PROBLEM REQUIREMENTS:
Transcribe all the records exactly and omit any images they hold.

DATA LINES:
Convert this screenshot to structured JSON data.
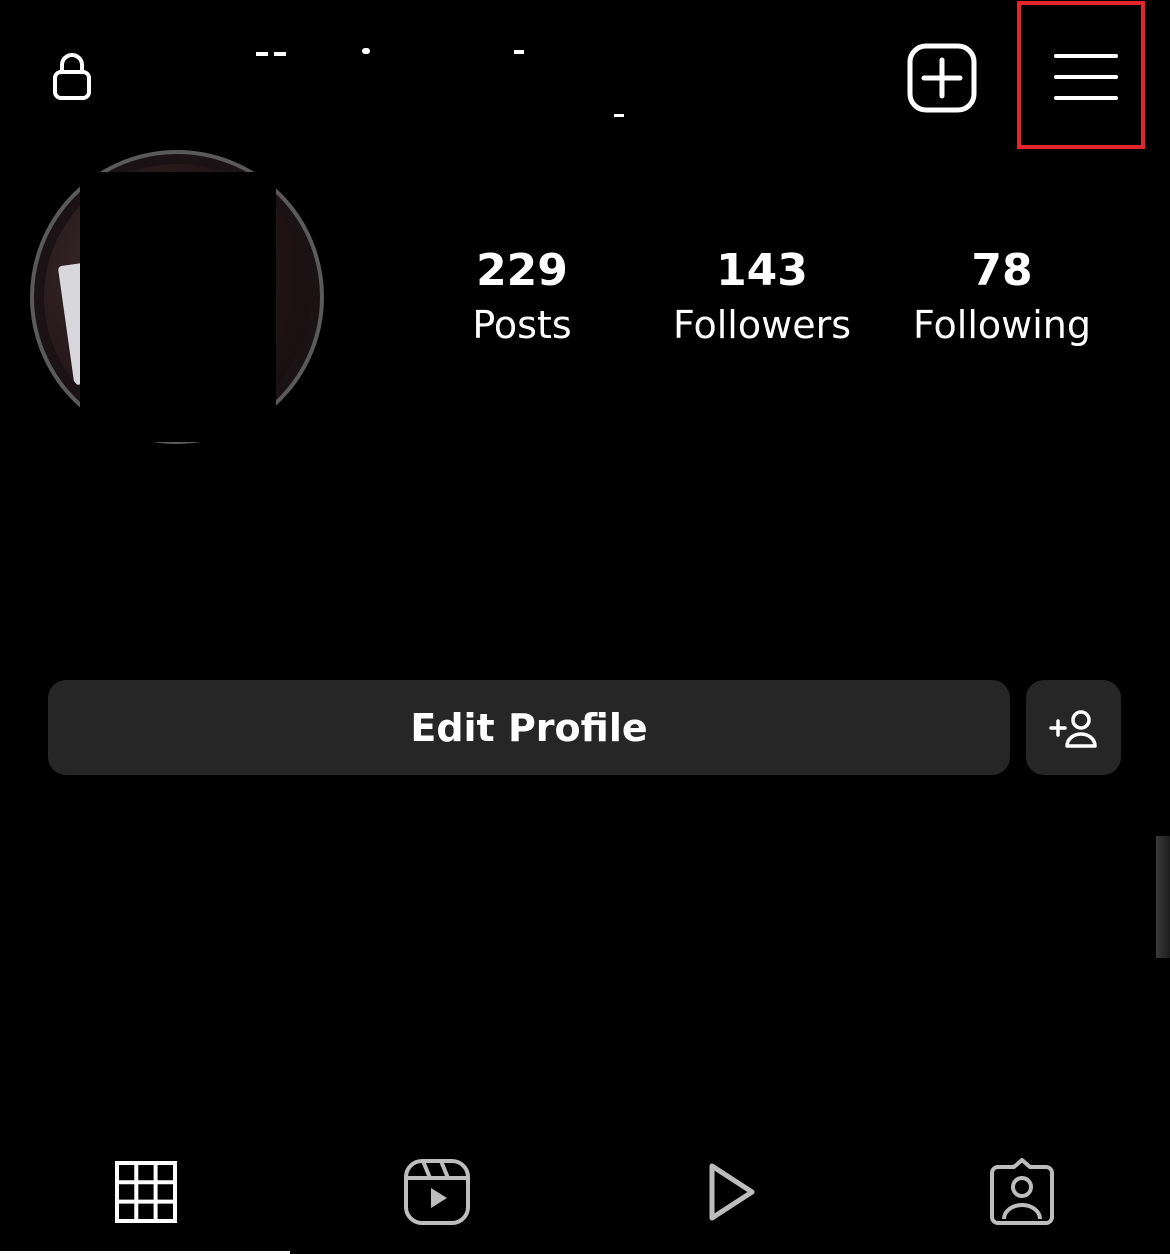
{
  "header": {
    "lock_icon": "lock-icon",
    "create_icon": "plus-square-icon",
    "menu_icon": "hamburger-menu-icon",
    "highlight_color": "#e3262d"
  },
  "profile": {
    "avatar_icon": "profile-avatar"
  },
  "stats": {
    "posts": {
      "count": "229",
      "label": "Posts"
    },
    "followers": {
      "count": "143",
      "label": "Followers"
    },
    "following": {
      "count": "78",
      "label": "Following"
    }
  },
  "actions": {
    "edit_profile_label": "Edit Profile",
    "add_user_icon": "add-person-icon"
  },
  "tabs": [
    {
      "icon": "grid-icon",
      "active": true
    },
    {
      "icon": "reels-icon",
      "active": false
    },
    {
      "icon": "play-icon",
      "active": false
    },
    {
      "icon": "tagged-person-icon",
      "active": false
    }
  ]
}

OUTPUT FOR THIS TASK:
Convert this screenshot to structured JSON data.
{
  "header": {
    "lock_icon": "lock-icon",
    "create_icon": "plus-square-icon",
    "menu_icon": "hamburger-menu-icon",
    "highlight_color": "#e3262d"
  },
  "profile": {
    "avatar_icon": "profile-avatar"
  },
  "stats": {
    "posts": {
      "count": "229",
      "label": "Posts"
    },
    "followers": {
      "count": "143",
      "label": "Followers"
    },
    "following": {
      "count": "78",
      "label": "Following"
    }
  },
  "actions": {
    "edit_profile_label": "Edit Profile",
    "add_user_icon": "add-person-icon"
  },
  "tabs": [
    {
      "icon": "grid-icon",
      "active": true
    },
    {
      "icon": "reels-icon",
      "active": false
    },
    {
      "icon": "play-icon",
      "active": false
    },
    {
      "icon": "tagged-person-icon",
      "active": false
    }
  ]
}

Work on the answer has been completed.